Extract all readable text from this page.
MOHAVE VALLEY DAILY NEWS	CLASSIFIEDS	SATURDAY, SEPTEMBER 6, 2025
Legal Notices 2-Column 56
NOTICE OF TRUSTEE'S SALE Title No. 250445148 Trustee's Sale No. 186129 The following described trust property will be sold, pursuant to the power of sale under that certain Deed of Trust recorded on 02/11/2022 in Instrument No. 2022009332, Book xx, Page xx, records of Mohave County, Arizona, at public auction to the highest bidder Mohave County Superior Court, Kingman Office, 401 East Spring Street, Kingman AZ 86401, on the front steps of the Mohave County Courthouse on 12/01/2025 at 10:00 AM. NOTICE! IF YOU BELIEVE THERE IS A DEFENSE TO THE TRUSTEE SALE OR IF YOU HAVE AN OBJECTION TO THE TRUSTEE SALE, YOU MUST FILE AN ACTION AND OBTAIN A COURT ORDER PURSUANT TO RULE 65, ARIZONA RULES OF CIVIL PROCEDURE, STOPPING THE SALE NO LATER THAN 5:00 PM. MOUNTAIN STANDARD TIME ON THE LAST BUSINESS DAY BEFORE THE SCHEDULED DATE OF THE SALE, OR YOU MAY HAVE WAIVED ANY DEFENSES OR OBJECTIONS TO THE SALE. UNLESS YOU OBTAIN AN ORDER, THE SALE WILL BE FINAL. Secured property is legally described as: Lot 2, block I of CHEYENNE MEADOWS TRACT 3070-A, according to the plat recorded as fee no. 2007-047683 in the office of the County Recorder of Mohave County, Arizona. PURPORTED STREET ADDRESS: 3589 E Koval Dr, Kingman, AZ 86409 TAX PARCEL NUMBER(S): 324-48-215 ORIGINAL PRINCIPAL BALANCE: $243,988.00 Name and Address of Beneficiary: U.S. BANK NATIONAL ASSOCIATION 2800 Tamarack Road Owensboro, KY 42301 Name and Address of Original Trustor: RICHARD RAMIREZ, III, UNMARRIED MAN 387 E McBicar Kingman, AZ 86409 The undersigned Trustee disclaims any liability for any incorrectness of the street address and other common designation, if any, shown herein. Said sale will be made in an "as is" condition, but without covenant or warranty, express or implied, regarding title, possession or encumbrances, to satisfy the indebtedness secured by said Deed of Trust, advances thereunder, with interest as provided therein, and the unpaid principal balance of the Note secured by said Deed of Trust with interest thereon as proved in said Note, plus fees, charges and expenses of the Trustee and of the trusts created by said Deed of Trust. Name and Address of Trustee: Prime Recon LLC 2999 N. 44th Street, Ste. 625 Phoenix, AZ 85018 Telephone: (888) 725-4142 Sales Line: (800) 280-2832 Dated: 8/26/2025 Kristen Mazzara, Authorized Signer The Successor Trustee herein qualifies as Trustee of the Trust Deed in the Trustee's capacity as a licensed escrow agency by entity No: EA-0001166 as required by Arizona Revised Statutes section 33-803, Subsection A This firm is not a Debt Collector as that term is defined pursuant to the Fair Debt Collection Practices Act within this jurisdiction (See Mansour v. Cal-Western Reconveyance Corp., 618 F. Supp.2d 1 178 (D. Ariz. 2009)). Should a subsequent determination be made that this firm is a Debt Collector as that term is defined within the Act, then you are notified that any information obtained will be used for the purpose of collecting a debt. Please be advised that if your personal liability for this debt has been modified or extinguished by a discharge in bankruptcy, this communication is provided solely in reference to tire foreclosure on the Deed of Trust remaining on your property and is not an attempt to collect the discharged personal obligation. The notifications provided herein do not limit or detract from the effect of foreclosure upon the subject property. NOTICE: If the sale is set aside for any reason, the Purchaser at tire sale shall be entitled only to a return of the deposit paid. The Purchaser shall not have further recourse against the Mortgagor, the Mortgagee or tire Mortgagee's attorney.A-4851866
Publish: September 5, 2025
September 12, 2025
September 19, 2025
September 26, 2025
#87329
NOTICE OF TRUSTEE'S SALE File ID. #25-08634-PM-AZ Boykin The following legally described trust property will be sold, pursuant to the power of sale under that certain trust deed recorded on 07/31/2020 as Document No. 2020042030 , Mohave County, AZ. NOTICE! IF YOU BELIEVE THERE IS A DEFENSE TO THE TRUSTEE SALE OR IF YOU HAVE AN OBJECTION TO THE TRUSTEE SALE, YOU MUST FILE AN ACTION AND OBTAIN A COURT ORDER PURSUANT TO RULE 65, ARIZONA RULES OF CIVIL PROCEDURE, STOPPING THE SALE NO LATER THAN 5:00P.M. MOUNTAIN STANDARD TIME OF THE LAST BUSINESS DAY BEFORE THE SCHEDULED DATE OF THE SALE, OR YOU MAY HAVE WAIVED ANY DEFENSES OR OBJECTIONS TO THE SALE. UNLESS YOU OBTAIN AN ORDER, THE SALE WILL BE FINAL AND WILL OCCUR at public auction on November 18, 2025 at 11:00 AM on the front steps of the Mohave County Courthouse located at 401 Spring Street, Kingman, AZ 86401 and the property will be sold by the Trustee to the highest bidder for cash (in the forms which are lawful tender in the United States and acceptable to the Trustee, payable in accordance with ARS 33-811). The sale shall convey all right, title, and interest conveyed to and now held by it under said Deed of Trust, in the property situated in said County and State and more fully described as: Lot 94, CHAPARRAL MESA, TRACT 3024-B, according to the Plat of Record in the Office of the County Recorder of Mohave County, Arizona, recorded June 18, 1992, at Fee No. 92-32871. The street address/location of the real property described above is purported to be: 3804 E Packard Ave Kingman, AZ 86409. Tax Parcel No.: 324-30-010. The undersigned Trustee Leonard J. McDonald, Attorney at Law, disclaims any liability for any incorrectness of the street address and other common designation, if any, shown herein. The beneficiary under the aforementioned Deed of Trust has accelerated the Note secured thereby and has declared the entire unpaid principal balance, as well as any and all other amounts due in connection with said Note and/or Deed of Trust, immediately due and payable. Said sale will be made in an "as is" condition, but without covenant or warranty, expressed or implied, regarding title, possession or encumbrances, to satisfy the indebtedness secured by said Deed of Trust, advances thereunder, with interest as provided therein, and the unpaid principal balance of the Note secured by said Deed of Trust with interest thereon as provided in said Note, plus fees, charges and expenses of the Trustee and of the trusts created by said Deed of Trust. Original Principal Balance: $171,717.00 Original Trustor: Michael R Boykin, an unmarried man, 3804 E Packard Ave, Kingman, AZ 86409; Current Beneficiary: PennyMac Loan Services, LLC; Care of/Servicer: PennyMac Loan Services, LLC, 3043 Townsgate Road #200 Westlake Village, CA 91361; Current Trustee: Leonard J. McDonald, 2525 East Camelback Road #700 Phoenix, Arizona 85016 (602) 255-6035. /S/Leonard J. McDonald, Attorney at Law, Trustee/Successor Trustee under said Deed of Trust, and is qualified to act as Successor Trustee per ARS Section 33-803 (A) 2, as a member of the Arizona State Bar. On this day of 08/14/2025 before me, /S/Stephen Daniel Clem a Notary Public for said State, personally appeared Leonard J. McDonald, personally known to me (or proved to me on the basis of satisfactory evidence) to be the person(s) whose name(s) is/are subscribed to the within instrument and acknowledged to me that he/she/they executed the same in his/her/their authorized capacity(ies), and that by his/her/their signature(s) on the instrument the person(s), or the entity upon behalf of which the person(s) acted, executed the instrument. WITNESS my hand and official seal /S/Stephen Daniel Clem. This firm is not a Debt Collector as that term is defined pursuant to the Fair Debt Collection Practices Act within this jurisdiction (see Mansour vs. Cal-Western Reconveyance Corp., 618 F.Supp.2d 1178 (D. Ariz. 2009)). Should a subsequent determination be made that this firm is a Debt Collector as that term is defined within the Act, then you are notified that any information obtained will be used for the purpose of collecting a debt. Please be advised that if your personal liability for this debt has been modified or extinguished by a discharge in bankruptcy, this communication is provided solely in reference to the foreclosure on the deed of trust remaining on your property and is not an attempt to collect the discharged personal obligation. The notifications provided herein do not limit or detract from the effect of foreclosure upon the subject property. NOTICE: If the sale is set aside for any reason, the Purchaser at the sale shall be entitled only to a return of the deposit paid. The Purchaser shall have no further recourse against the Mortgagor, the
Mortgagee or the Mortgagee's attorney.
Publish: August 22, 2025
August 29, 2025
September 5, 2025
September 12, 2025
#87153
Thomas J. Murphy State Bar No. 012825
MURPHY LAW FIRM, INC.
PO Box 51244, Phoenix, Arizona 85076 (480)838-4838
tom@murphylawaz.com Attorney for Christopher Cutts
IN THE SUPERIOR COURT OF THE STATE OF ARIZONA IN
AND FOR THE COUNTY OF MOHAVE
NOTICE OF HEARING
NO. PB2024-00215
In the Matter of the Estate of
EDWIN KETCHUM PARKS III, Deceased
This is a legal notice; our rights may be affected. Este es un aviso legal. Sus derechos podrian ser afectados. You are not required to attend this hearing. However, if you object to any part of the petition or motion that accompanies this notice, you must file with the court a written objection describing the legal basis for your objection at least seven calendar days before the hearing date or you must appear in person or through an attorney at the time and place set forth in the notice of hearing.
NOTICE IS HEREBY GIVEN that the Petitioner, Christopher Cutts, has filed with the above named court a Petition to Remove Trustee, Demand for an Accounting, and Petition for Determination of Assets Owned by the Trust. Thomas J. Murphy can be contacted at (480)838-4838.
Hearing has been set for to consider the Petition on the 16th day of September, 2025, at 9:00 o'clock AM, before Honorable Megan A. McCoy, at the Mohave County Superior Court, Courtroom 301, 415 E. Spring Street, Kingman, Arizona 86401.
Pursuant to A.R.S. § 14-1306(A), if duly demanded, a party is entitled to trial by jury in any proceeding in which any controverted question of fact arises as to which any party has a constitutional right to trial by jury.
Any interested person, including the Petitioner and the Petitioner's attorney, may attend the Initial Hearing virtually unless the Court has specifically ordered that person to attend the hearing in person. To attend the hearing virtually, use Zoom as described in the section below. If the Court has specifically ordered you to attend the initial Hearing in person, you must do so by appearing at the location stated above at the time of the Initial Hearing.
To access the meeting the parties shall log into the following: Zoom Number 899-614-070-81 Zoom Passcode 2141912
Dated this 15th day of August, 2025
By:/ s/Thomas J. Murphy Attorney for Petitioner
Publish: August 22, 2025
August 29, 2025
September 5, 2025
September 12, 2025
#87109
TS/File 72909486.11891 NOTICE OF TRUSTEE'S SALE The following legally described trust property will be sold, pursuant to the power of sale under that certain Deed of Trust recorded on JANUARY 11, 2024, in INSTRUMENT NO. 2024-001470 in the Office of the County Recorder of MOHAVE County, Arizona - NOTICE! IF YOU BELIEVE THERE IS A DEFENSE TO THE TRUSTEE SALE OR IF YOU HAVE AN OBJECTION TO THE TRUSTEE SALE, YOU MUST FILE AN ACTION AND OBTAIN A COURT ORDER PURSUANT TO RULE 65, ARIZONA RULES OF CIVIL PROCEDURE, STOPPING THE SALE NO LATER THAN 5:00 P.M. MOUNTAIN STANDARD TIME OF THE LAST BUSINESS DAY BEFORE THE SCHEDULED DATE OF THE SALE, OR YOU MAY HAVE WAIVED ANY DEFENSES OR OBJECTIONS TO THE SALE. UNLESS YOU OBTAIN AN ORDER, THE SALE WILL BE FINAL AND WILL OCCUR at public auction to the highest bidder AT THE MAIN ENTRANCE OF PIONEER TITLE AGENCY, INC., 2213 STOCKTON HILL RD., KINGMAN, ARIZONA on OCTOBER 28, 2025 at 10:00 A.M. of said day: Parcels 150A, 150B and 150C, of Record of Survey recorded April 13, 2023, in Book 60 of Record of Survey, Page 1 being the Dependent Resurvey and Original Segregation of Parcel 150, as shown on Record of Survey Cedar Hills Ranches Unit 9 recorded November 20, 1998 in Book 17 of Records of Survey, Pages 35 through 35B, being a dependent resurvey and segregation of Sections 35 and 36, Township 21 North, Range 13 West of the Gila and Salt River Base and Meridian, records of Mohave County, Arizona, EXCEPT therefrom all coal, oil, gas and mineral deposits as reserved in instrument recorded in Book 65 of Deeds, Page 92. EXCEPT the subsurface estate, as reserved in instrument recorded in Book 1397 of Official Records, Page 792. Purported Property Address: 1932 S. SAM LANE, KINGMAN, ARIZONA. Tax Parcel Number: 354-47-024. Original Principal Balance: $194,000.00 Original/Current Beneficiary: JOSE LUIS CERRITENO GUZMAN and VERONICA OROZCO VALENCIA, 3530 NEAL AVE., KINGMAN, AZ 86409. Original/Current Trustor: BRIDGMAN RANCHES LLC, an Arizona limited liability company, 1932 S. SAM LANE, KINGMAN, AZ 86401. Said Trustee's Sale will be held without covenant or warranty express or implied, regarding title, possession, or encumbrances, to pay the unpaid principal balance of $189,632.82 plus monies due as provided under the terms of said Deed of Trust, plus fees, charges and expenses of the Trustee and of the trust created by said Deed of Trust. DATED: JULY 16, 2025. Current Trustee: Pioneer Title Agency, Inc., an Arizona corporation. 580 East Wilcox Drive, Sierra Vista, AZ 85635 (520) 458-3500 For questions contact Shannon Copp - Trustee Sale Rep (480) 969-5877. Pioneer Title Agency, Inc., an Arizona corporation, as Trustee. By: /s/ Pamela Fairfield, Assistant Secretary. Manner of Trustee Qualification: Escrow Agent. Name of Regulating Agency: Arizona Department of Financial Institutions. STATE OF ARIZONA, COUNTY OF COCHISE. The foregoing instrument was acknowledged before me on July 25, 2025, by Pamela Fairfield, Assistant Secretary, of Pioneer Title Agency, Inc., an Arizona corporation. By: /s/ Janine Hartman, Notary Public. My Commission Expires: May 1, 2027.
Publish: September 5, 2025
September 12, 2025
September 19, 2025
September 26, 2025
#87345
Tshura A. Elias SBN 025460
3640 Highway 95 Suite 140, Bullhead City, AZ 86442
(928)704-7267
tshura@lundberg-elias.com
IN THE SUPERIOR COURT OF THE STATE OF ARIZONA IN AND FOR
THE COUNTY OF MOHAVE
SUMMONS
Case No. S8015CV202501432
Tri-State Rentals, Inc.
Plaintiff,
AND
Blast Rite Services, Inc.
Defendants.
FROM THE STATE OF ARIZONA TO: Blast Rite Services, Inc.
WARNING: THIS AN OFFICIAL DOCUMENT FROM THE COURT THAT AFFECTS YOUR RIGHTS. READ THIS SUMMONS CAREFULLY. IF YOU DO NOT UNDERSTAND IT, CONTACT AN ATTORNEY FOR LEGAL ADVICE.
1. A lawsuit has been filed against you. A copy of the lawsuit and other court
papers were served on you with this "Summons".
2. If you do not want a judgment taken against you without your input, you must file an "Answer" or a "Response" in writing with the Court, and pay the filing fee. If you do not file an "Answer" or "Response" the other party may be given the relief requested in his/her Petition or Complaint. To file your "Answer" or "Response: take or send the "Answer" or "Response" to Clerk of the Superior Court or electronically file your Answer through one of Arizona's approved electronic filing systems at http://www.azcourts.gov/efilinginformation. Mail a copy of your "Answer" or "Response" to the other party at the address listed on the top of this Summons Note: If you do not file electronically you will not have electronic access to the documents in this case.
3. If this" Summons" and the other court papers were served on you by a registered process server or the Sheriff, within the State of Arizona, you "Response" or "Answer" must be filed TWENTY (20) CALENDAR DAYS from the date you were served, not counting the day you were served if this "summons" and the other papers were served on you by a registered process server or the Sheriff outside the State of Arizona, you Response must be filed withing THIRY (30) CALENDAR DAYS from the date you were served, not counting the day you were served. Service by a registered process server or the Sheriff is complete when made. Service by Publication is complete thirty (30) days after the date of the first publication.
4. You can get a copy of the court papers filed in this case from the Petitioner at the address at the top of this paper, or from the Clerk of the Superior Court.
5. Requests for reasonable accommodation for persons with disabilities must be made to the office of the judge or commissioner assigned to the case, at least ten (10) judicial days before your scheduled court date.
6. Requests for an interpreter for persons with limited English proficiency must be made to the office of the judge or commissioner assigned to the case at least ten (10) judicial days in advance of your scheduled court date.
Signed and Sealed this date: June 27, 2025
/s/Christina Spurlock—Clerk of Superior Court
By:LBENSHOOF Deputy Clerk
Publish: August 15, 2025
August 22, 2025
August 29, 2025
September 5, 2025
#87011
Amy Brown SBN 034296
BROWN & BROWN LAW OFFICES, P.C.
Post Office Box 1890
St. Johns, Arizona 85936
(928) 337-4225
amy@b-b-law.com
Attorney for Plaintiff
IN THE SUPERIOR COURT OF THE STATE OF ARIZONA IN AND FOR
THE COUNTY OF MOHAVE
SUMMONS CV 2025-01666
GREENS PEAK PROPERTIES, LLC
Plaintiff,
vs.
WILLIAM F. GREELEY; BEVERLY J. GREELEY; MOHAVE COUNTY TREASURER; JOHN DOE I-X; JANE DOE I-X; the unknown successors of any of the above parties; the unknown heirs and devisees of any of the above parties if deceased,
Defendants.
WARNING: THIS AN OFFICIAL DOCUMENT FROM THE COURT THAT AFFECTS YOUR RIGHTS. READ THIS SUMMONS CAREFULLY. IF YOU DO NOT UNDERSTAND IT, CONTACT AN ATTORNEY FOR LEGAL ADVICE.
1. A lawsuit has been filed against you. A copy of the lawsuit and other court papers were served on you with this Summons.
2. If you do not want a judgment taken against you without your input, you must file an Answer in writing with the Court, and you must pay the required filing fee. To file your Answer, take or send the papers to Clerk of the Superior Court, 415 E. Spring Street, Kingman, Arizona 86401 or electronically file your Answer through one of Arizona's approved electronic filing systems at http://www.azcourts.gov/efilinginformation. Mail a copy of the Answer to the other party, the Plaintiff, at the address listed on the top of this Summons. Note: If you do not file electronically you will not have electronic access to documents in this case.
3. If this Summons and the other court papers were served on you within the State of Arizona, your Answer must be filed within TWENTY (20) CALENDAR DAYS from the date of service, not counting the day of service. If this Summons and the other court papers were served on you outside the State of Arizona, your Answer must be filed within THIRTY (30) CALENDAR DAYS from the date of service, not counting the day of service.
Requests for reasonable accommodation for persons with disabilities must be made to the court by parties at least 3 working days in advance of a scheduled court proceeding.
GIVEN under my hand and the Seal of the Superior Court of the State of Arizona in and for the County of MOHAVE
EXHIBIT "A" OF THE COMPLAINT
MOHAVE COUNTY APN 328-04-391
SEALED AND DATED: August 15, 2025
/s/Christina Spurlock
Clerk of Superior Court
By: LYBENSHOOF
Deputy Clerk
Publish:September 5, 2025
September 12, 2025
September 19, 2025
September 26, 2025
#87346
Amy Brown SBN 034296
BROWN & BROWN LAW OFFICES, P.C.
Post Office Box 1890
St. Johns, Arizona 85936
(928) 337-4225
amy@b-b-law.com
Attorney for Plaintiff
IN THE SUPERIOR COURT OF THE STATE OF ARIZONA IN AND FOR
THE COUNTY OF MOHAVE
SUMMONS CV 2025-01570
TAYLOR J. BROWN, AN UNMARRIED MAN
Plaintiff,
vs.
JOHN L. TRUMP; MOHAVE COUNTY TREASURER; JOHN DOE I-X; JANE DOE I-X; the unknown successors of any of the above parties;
----
Exercise aim: Using the records above, copy each line that contains "Christina".

Result below:
/s/Christina Spurlock—Clerk of Superior Court
/s/Christina Spurlock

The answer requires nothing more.